**Supplied passage:**
»»

Again from kinetic theory of gases, the pressure of gas

$$ P = \frac {1}{3}\frac {M}{V} \bar c^2 $$

where M is the molar mass of the gas

$$ \therefore PV= \frac {1}{3} M \bar c^2 \dots (ii)$$

From equation (i) and (ii), we get

$$\frac {1}{3}M \bar c^2 = RT $$

$$\text{or,}\frac {1}{2}M \bar c^2 = \frac {3}{2} RT \dots (iii)$$

Here, \(\frac {1}{2} M c^2\) is the average kinetic energy of one mole. So, average kinetic energy per mole of the gas is \(\frac {3}{2} RT\). If the mass of a molecule is m, and N is the number of molecules in one mole of gas, equation (iii) can be written as

$$\frac {1}{2} mN \bar c^2 = \frac {3}{2} RT$$

$$\text{or,}\frac {1}{2}m \bar c^2 = \frac {3}{2} \frac {R}{N}T =\frac {3}{2} KT$$

where, \(\frac {R}{N} = K \) is the Boltzman constant. It's value is \( 1.38 \times 10^{-23} J mole^{-1} K^{-1} \) .

Here \(\frac{1}{2} m\bar c^2\) is the average kinetic energy per molecule of the gas. So,

$$ \text{average kinetic energy} =\frac {3}{2} KT $$

From the Kinetic theory of gases, the average kinetic energy of gas is \(\frac {1}{2}M \bar c^2 = \frac {3}{2} KT\). This shows that the average kinetic energy of the gas is directly proportional to the absolute temperature. Thus, the temperature of the gas gives a measure of an average kinetic energy of the gas.

$$\text {If} T = 0, \frac {1}{2} m\bar c^2 = 0$$

Thus at absolute zero temperature, the molecules of the gas are at completely rest.

Root mean square speed of gas molecule is a square root of mean square of velocities of all gas molecules. i.e

$$c_{rms} = \sqrt {\frac{c_1^2 + c_2^2 + c_3^2 \dots + c_n^2 }{n}}$$

$$(c_{rms})^2 =\frac{c_1^2 + c_2^2 + c_3^2 \dots + c_n^2 }{n}$$

$$\;\;\;\;(c_{rms})^2 = \bar c^2\;\;\;\;\;\;\;\;\;\;\; [\because \bar c^2 = \frac{c_1^2 + c_2^2 + c_3^2 \dots + c_n^2 }{n}$$

The pressure exerted by the gas is

$$p = \frac{1}{3} \rho \bar c^2$$

$$\text {or,} \sqrt {\bar c^2} = \sqrt {\frac {3p}{\rho }} $$

$$\text {or,} c_{rms} = \sqrt {\frac {3p}{\rho }} \dots (i) $$

Again, from average kinetic energy per mole of a gas, we have

$$\frac {1}{2} M \bar c^2 = \frac {3}{2} RT$$

$$\text {or,} \sqrt {\bar c^2} = \sqrt {\frac {3RT}{M}} $$

$$\text {or,} c_{rms} = \sqrt {\frac {3RT}{M}} \dots (ii) $$

Again from \(\frac {1}{2} mc^2 = \frac {3}{2} KT \), we have

$$\text {or,} \sqrt {\bar c^2} = \sqrt {\frac {3KT}{m}} $$

$$\text {or,} c_{rms} = \sqrt {\frac {3kT}{m}} \dots (iii) $$

From equation (ii) and (iii), we see that

$$c_{rms} \propto \sqrt T $$

Thus, the root mean square speed of the gas is directly proportional to the square root of the absolute temperature.

««

**Exercise brief:**
Quote the kinetic theory text from "From the Kinetic" up to and including "energy of the gas.". The lines that come next have nothing to do with the kinetic theory text.

**Stored data:**

»»

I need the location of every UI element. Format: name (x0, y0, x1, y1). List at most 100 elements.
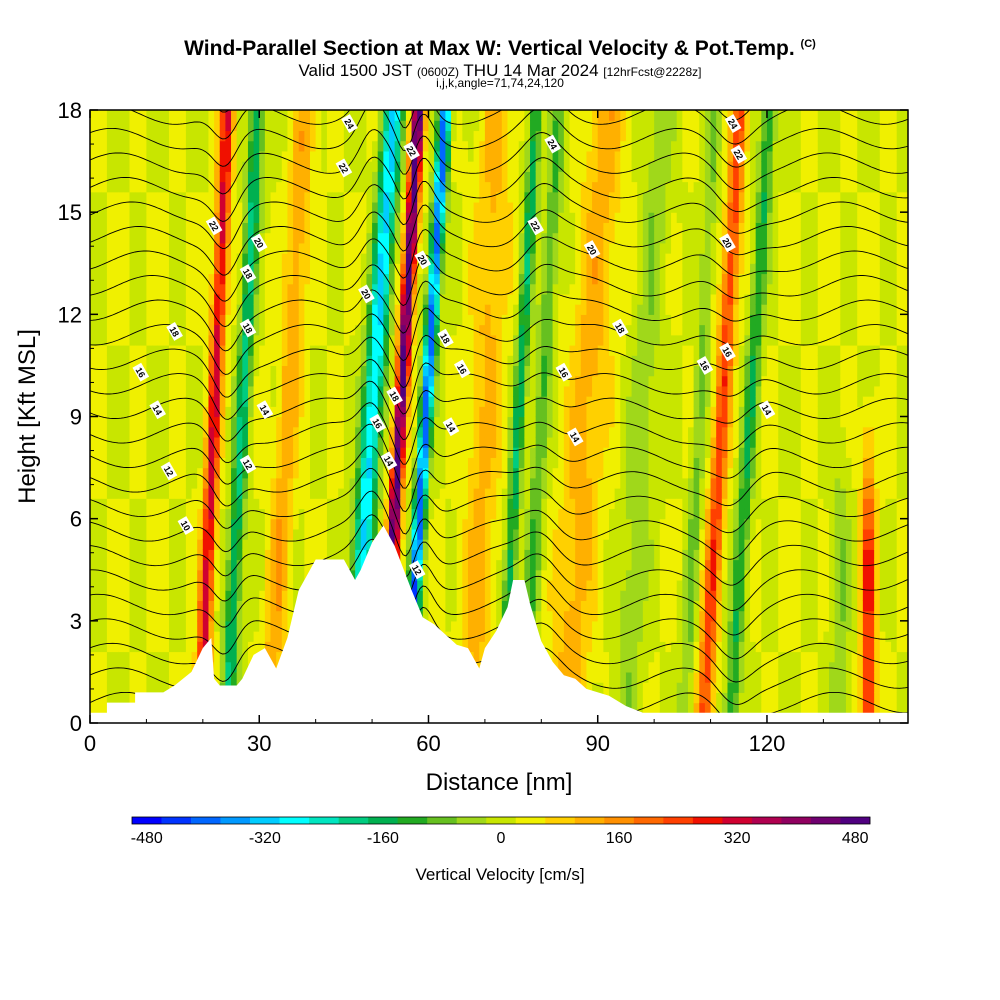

««
»»

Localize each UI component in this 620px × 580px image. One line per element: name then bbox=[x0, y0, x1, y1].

««

**Output of the exercise:**
From the Kinetic theory of gases, the average kinetic energy of gas is \(\frac {1}{2}M \bar c^2 = \frac {3}{2} KT\). This shows that the average kinetic energy of the gas is directly proportional to the absolute temperature. Thus, the temperature of the gas gives a measure of an average kinetic energy of the gas.